TASK »
The records below must be retyped exactly.

SOURCE MATERIAL »
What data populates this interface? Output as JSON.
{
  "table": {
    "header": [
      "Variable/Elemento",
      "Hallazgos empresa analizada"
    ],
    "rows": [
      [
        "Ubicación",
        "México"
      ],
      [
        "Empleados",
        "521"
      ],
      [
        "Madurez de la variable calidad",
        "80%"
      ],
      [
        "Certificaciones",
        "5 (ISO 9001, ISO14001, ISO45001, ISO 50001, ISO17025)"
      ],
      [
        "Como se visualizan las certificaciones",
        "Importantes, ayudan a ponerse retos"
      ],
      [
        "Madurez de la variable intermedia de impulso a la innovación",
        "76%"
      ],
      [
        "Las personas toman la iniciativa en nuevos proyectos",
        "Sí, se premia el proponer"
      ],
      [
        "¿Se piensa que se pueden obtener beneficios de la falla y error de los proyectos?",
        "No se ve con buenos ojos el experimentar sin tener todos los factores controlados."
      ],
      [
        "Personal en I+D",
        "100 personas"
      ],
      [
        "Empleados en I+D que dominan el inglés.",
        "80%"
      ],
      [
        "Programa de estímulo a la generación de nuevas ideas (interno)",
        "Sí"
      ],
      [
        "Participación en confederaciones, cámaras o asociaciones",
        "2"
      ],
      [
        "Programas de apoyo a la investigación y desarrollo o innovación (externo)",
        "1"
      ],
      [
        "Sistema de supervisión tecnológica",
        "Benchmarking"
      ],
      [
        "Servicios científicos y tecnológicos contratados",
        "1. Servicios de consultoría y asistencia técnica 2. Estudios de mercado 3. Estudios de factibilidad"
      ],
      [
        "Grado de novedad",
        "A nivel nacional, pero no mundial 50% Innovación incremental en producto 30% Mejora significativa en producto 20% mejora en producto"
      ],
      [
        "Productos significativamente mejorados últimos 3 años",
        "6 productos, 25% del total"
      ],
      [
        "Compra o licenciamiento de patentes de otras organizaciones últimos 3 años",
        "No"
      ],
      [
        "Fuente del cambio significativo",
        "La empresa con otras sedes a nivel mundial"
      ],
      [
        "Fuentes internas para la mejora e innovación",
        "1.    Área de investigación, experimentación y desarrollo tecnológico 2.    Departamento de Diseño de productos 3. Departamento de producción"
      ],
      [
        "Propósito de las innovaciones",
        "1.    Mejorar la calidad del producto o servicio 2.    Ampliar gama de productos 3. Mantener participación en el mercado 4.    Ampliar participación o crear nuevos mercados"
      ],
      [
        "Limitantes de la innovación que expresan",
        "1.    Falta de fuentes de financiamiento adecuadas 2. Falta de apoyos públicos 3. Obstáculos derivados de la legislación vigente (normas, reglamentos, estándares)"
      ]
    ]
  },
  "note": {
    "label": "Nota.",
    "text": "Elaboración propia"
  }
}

THE OUTPUT »
What data populates this interface? Output as JSON.
{
  "table": {
    "header": [
      "Variable/Elemento",
      "Hallazgos empresa analizada"
    ],
    "rows": [
      [
        "Ubicación",
        "México"
      ],
      [
        "Empleados",
        "521"
      ],
      [
        "Madurez de la variable calidad",
        "80%"
      ],
      [
        "Certificaciones",
        "5 (ISO 9001, ISO14001, ISO45001, ISO 50001, ISO17025)"
      ],
      [
        "Como se visualizan las certificaciones",
        "Importantes, ayudan a ponerse retos"
      ],
      [
        "Madurez de la variable intermedia de impulso a la innovación",
        "76%"
      ],
      [
        "Las personas toman la iniciativa en nuevos proyectos",
        "Sí, se premia el proponer"
      ],
      [
        "¿Se piensa que se pueden obtener beneficios de la falla y error de los proyectos?",
        "No se ve con buenos ojos el experimentar sin tener todos los factores controlados."
      ],
      [
        "Personal en I+D",
        "100 personas"
      ],
      [
        "Empleados en I+D que dominan el inglés.",
        "80%"
      ],
      [
        "Programa de estímulo a la generación de nuevas ideas (interno)",
        "Sí"
      ],
      [
        "Participación en confederaciones, cámaras o asociaciones",
        "2"
      ],
      [
        "Programas de apoyo a la investigación y desarrollo o innovación (externo)",
        "1"
      ],
      [
        "Sistema de supervisión tecnológica",
        "Benchmarking"
      ],
      [
        "Servicios científicos y tecnológicos contratados",
        "1. Servicios de consultoría y asistencia técnica 2. Estudios de mercado 3. Estudios de factibilidad"
      ],
      [
        "Grado de novedad",
        "A nivel nacional, pero no mundial 50% Innovación incremental en producto 30% Mejora significativa en producto 20% mejora en producto"
      ],
      [
        "Productos significativamente mejorados últimos 3 años",
        "6 productos, 25% del total"
      ],
      [
        "Compra o licenciamiento de patentes de otras organizaciones últimos 3 años",
        "No"
      ],
      [
        "Fuente del cambio significativo",
        "La empresa con otras sedes a nivel mundial"
      ],
      [
        "Fuentes internas para la mejora e innovación",
        "1.    Área de investigación, experimentación y desarrollo tecnológico 2.    Departamento de Diseño de productos 3. Departamento de producción"
      ],
      [
        "Propósito de las innovaciones",
        "1.    Mejorar la calidad del producto o servicio 2.    Ampliar gama de productos 3. Mantener participación en el mercado 4.    Ampliar participación o crear nuevos mercados"
      ],
      [
        "Limitantes de la innovación que expresan",
        "1.    Falta de fuentes de financiamiento adecuadas 2. Falta de apoyos públicos 3. Obstáculos derivados de la legislación vigente (normas, reglamentos, estándares)"
      ]
    ]
  },
  "note": {
    "label": "Nota.",
    "text": "Elaboración propia"
  }
}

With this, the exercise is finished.